• [INSTRUCTIONS FOR THE TASK]: All entries are to be given again verbatim.

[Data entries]
::::::::
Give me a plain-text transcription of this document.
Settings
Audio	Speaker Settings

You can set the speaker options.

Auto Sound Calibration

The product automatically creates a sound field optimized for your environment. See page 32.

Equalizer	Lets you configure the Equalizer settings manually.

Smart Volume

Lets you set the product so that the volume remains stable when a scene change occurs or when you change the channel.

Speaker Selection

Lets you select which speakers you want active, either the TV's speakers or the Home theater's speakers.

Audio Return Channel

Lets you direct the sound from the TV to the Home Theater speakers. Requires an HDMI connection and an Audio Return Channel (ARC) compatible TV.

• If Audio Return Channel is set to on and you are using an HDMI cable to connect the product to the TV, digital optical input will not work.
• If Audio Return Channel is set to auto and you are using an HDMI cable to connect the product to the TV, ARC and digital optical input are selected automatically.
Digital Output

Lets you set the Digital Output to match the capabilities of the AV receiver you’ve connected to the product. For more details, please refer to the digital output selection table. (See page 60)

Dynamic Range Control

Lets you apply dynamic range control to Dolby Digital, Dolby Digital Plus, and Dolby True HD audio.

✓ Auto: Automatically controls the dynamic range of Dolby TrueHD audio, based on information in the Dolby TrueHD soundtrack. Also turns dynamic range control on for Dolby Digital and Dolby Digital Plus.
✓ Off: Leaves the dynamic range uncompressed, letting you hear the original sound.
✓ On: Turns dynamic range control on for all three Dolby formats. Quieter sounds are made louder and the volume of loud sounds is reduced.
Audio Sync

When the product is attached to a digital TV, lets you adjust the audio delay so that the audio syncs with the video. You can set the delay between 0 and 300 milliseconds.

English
::::::::
• [SOLUTION TO THE EXERCISE]:
Give me a plain-text transcription of this document.
Settings
Audio	Speaker Settings

You can set the speaker options.

Auto Sound Calibration

The product automatically creates a sound field optimized for your environment. See page 32.

Equalizer	Lets you configure the Equalizer settings manually.

Smart Volume

Lets you set the product so that the volume remains stable when a scene change occurs or when you change the channel.

Speaker Selection

Lets you select which speakers you want active, either the TV's speakers or the Home theater's speakers.

Audio Return Channel

Lets you direct the sound from the TV to the Home Theater speakers. Requires an HDMI connection and an Audio Return Channel (ARC) compatible TV.

• If Audio Return Channel is set to on and you are using an HDMI cable to connect the product to the TV, digital optical input will not work.
• If Audio Return Channel is set to auto and you are using an HDMI cable to connect the product to the TV, ARC and digital optical input are selected automatically.
Digital Output

Lets you set the Digital Output to match the capabilities of the AV receiver you’ve connected to the product. For more details, please refer to the digital output selection table. (See page 60)

Dynamic Range Control

Lets you apply dynamic range control to Dolby Digital, Dolby Digital Plus, and Dolby True HD audio.

✓ Auto: Automatically controls the dynamic range of Dolby TrueHD audio, based on information in the Dolby TrueHD soundtrack. Also turns dynamic range control on for Dolby Digital and Dolby Digital Plus.
✓ Off: Leaves the dynamic range uncompressed, letting you hear the original sound.
✓ On: Turns dynamic range control on for all three Dolby formats. Quieter sounds are made louder and the volume of loud sounds is reduced.
Audio Sync

When the product is attached to a digital TV, lets you adjust the audio delay so that the audio syncs with the video. You can set the delay between 0 and 300 milliseconds.

English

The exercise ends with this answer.